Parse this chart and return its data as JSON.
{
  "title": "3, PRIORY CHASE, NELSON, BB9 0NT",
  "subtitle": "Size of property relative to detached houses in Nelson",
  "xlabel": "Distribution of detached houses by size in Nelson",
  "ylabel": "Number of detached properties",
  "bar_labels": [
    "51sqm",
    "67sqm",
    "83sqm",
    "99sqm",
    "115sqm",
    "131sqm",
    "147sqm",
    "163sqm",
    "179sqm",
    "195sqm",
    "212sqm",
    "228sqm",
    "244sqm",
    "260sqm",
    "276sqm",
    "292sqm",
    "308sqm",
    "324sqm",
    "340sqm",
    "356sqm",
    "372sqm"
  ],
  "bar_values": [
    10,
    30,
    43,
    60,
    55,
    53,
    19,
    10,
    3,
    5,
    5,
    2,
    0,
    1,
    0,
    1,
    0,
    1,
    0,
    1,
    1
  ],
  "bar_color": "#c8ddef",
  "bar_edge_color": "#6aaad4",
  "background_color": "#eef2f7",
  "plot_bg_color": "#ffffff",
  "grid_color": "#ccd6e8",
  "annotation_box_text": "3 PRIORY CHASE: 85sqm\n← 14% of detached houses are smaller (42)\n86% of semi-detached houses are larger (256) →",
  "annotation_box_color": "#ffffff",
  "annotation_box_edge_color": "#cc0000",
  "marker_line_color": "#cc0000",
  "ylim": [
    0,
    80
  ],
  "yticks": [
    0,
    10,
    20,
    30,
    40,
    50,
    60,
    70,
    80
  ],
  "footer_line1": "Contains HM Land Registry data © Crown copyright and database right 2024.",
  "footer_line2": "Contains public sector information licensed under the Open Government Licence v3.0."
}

■ What you are asked to do
Among the entries above, how many lines include the word "data"? Reply with the number only.

■ Full response
2